**Written instruction:** Lines containing the word "Timor" are the ones to copy from the records below.

....

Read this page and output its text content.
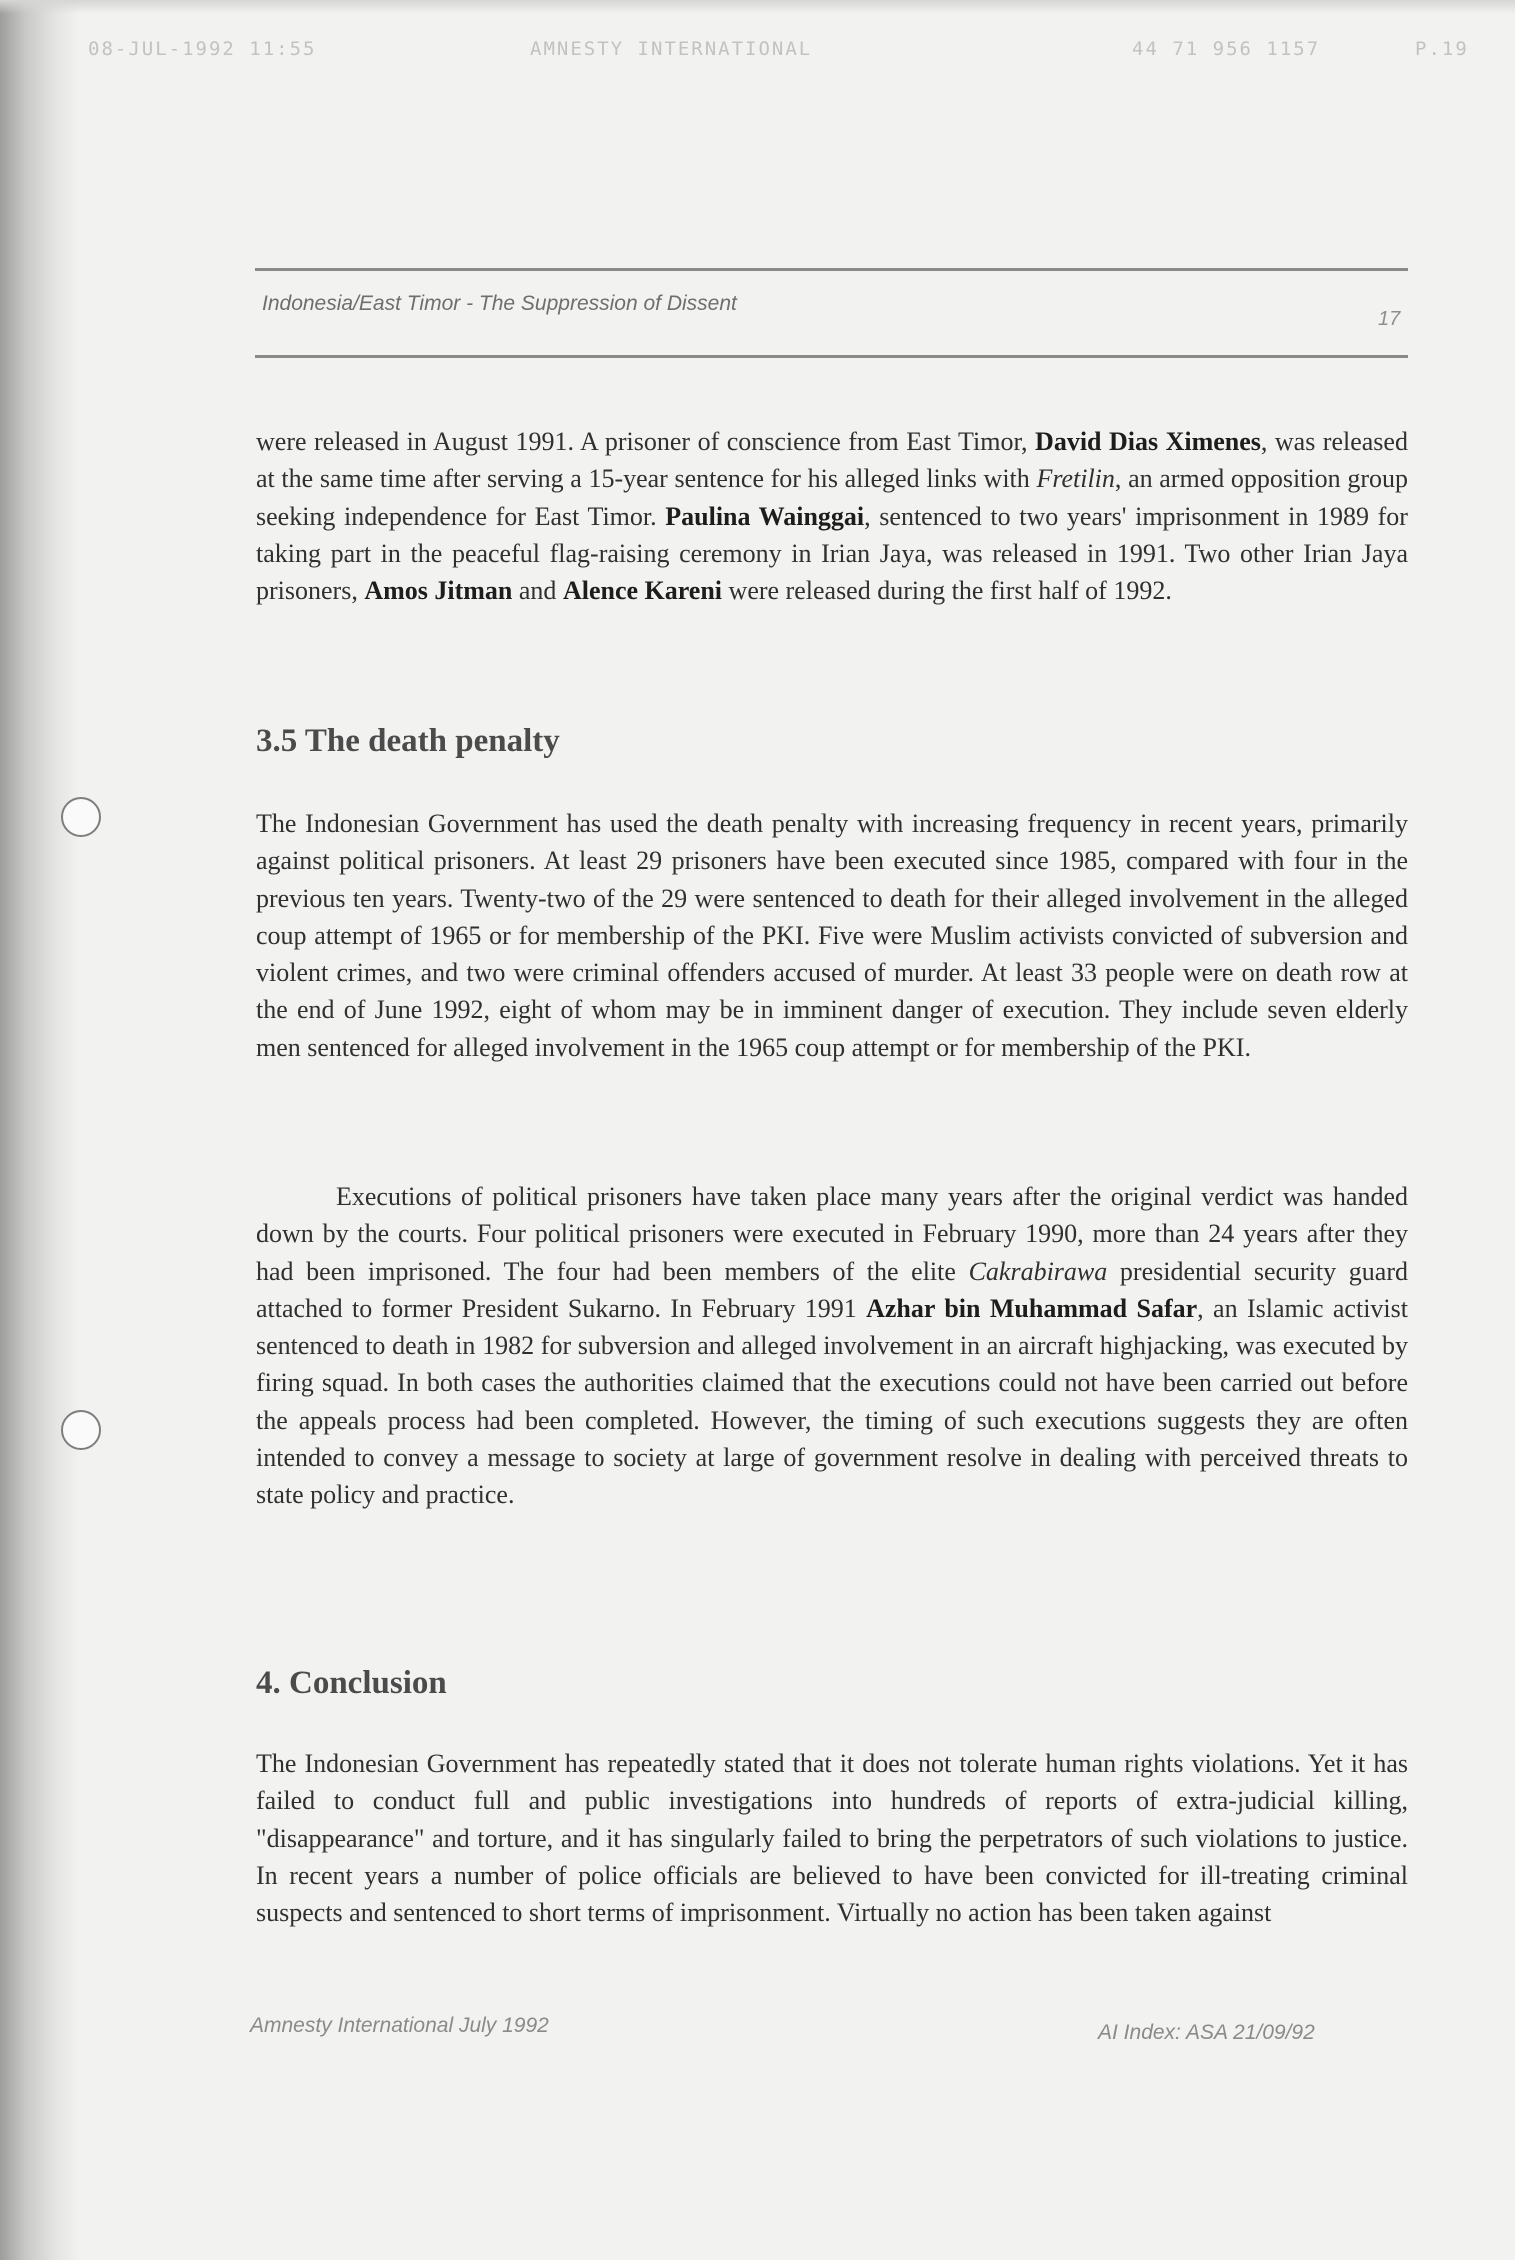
08-JUL-1992 11:55	AMNESTY INTERNATIONAL	44 71 956 1157	P.19
Indonesia/East Timor - The Suppression of Dissent
17

were released in August 1991. A prisoner of conscience from East Timor, David Dias Ximenes, was released at the same time after serving a 15-year sentence for his alleged links with Fretilin, an armed opposition group seeking independence for East Timor. Paulina Wainggai, sentenced to two years' imprisonment in 1989 for taking part in the peaceful flag-raising ceremony in Irian Jaya, was released in 1991. Two other Irian Jaya prisoners, Amos Jitman and Alence Kareni were released during the first half of 1992.

3.5 The death penalty

The Indonesian Government has used the death penalty with increasing frequency in recent years, primarily against political prisoners. At least 29 prisoners have been executed since 1985, compared with four in the previous ten years. Twenty-two of the 29 were sentenced to death for their alleged involvement in the alleged coup attempt of 1965 or for membership of the PKI. Five were Muslim activists convicted of subversion and violent crimes, and two were criminal offenders accused of murder. At least 33 people were on death row at the end of June 1992, eight of whom may be in imminent danger of execution. They include seven elderly men sentenced for alleged involvement in the 1965 coup attempt or for membership of the PKI.

Executions of political prisoners have taken place many years after the original verdict was handed down by the courts. Four political prisoners were executed in February 1990, more than 24 years after they had been imprisoned. The four had been members of the elite Cakrabirawa presidential security guard attached to former President Sukarno. In February 1991 Azhar bin Muhammad Safar, an Islamic activist sentenced to death in 1982 for subversion and alleged involvement in an aircraft highjacking, was executed by firing squad. In both cases the authorities claimed that the executions could not have been carried out before the appeals process had been completed. However, the timing of such executions suggests they are often intended to convey a message to society at large of government resolve in dealing with perceived threats to state policy and practice.

4. Conclusion

The Indonesian Government has repeatedly stated that it does not tolerate human rights violations. Yet it has failed to conduct full and public investigations into hundreds of reports of extra-judicial killing, "disappearance" and torture, and it has singularly failed to bring the perpetrators of such violations to justice. In recent years a number of police officials are believed to have been convicted for ill-treating criminal suspects and sentenced to short terms of imprisonment. Virtually no action has been taken against

Amnesty International July 1992	AI Index: ASA 21/09/92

....

**Exercise response:**
Indonesia/East Timor - The Suppression of Dissent
were released in August 1991. A prisoner of conscience from East Timor, David Dias Ximenes, was released at the same time after serving a 15-year sentence for his alleged links with Fretilin, an armed opposition group seeking independence for East Timor. Paulina Wainggai, sentenced to two years' imprisonment in 1989 for taking part in the peaceful flag-raising ceremony in Irian Jaya, was released in 1991. Two other Irian Jaya prisoners, Amos Jitman and Alence Kareni were released during the first half of 1992.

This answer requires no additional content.